— START OF Material shown —
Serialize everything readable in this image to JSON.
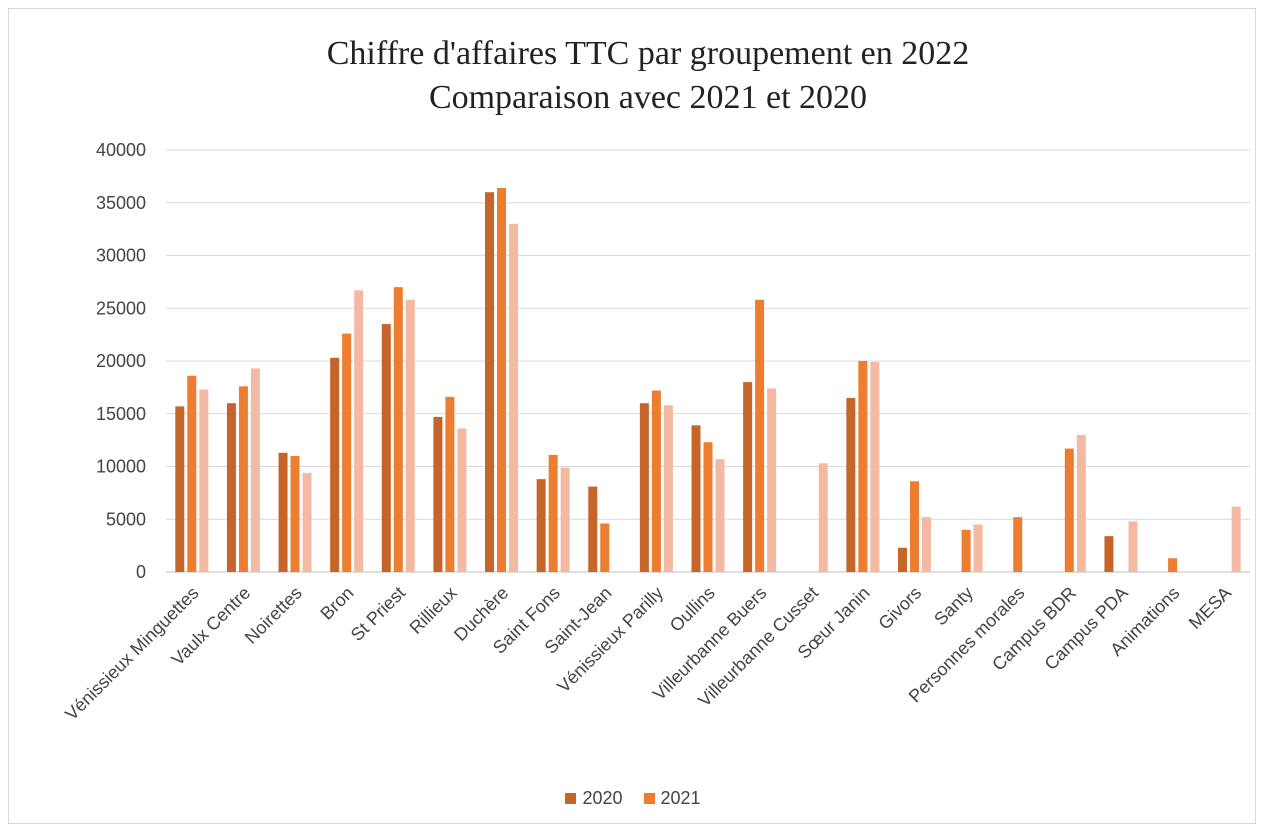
{
  "chart_data": {
    "type": "bar",
    "title_line1": "Chiffre d'affaires TTC par groupement en 2022",
    "title_line2": "Comparaison avec 2021 et 2020",
    "ylim": [
      0,
      40000
    ],
    "yticks": [
      0,
      5000,
      10000,
      15000,
      20000,
      25000,
      30000,
      35000,
      40000
    ],
    "grid": true,
    "legend_position": "bottom",
    "categories": [
      "Vénissieux Minguettes",
      "Vaulx Centre",
      "Noirettes",
      "Bron",
      "St Priest",
      "Rillieux",
      "Duchère",
      "Saint Fons",
      "Saint-Jean",
      "Vénissieux Parilly",
      "Oullins",
      "Villeurbanne Buers",
      "Villeurbanne Cusset",
      "Sœur Janin",
      "Givors",
      "Santy",
      "Personnes morales",
      "Campus BDR",
      "Campus PDA",
      "Animations",
      "MESA"
    ],
    "series": [
      {
        "name": "2020",
        "color": "#C5652A",
        "values": [
          15700,
          16000,
          11300,
          20300,
          23500,
          14700,
          36000,
          8800,
          8100,
          16000,
          13900,
          18000,
          0,
          16500,
          2300,
          0,
          0,
          0,
          3400,
          0,
          0
        ]
      },
      {
        "name": "2021",
        "color": "#ED7D31",
        "values": [
          18600,
          17600,
          11000,
          22600,
          27000,
          16600,
          36400,
          11100,
          4600,
          17200,
          12300,
          25800,
          0,
          20000,
          8600,
          4000,
          5200,
          11700,
          0,
          1300,
          0
        ]
      },
      {
        "name": "",
        "color": "#F4B9A3",
        "values": [
          17300,
          19300,
          9400,
          26700,
          25800,
          13600,
          33000,
          9900,
          0,
          15800,
          10700,
          17400,
          10300,
          19900,
          5200,
          4500,
          0,
          13000,
          4800,
          0,
          6200
        ]
      }
    ],
    "legend": [
      "2020",
      "2021"
    ]
  }
}
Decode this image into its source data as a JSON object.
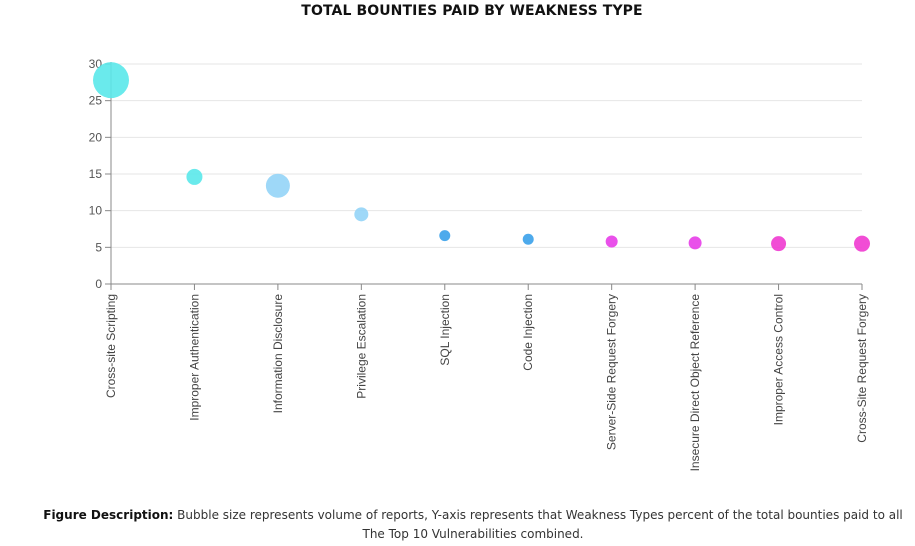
{
  "chart_data": {
    "type": "scatter",
    "title": "TOTAL BOUNTIES PAID BY WEAKNESS TYPE",
    "xlabel": "",
    "ylabel": "",
    "ylim": [
      0,
      30
    ],
    "yticks": [
      0,
      5,
      10,
      15,
      20,
      25,
      30
    ],
    "grid": true,
    "legend": "none",
    "categories": [
      "Cross-site Scripting",
      "Improper Authentication",
      "Information Disclosure",
      "Privilege Escalation",
      "SQL Injection",
      "Code Injection",
      "Server-Side Request Forgery",
      "Insecure Direct Object Reference",
      "Improper Access Control",
      "Cross-Site Request Forgery"
    ],
    "values": [
      27.8,
      14.6,
      13.4,
      9.5,
      6.6,
      6.1,
      5.8,
      5.6,
      5.5,
      5.5
    ],
    "bubble_sizes": [
      18,
      8,
      12,
      7,
      5.5,
      5.5,
      6,
      6.5,
      7.5,
      8
    ],
    "colors": [
      "#5ae8ea",
      "#5ae8ea",
      "#93d4f7",
      "#93d4f7",
      "#3aa1ea",
      "#3aa1ea",
      "#e73de8",
      "#e73de8",
      "#f03ad0",
      "#f03ad0"
    ]
  },
  "description": {
    "label": "Figure Description:",
    "text": " Bubble size represents volume of reports, Y-axis represents that Weakness Types percent of the total bounties paid to all The Top 10 Vulnerabilities combined."
  }
}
— END OF Material shown —
* What needs to be done: Without the pictures, print the whole listing exactly as given.

* Task result:
Serialize everything readable in this image to JSON.
{
  "chart_data": {
    "type": "bar",
    "title_line1": "Chiffre d'affaires TTC par groupement en 2022",
    "title_line2": "Comparaison avec 2021 et 2020",
    "ylim": [
      0,
      40000
    ],
    "yticks": [
      0,
      5000,
      10000,
      15000,
      20000,
      25000,
      30000,
      35000,
      40000
    ],
    "grid": true,
    "legend_position": "bottom",
    "categories": [
      "Vénissieux Minguettes",
      "Vaulx Centre",
      "Noirettes",
      "Bron",
      "St Priest",
      "Rillieux",
      "Duchère",
      "Saint Fons",
      "Saint-Jean",
      "Vénissieux Parilly",
      "Oullins",
      "Villeurbanne Buers",
      "Villeurbanne Cusset",
      "Sœur Janin",
      "Givors",
      "Santy",
      "Personnes morales",
      "Campus BDR",
      "Campus PDA",
      "Animations",
      "MESA"
    ],
    "series": [
      {
        "name": "2020",
        "color": "#C5652A",
        "values": [
          15700,
          16000,
          11300,
          20300,
          23500,
          14700,
          36000,
          8800,
          8100,
          16000,
          13900,
          18000,
          0,
          16500,
          2300,
          0,
          0,
          0,
          3400,
          0,
          0
        ]
      },
      {
        "name": "2021",
        "color": "#ED7D31",
        "values": [
          18600,
          17600,
          11000,
          22600,
          27000,
          16600,
          36400,
          11100,
          4600,
          17200,
          12300,
          25800,
          0,
          20000,
          8600,
          4000,
          5200,
          11700,
          0,
          1300,
          0
        ]
      },
      {
        "name": "",
        "color": "#F4B9A3",
        "values": [
          17300,
          19300,
          9400,
          26700,
          25800,
          13600,
          33000,
          9900,
          0,
          15800,
          10700,
          17400,
          10300,
          19900,
          5200,
          4500,
          0,
          13000,
          4800,
          0,
          6200
        ]
      }
    ],
    "legend": [
      "2020",
      "2021"
    ]
  }
}
Decode this image into its source data as a JSON object.
{
  "chart_data": {
    "type": "scatter",
    "title": "TOTAL BOUNTIES PAID BY WEAKNESS TYPE",
    "xlabel": "",
    "ylabel": "",
    "ylim": [
      0,
      30
    ],
    "yticks": [
      0,
      5,
      10,
      15,
      20,
      25,
      30
    ],
    "grid": true,
    "legend": "none",
    "categories": [
      "Cross-site Scripting",
      "Improper Authentication",
      "Information Disclosure",
      "Privilege Escalation",
      "SQL Injection",
      "Code Injection",
      "Server-Side Request Forgery",
      "Insecure Direct Object Reference",
      "Improper Access Control",
      "Cross-Site Request Forgery"
    ],
    "values": [
      27.8,
      14.6,
      13.4,
      9.5,
      6.6,
      6.1,
      5.8,
      5.6,
      5.5,
      5.5
    ],
    "bubble_sizes": [
      18,
      8,
      12,
      7,
      5.5,
      5.5,
      6,
      6.5,
      7.5,
      8
    ],
    "colors": [
      "#5ae8ea",
      "#5ae8ea",
      "#93d4f7",
      "#93d4f7",
      "#3aa1ea",
      "#3aa1ea",
      "#e73de8",
      "#e73de8",
      "#f03ad0",
      "#f03ad0"
    ]
  },
  "description": {
    "label": "Figure Description:",
    "text": " Bubble size represents volume of reports, Y-axis represents that Weakness Types percent of the total bounties paid to all The Top 10 Vulnerabilities combined."
  }
}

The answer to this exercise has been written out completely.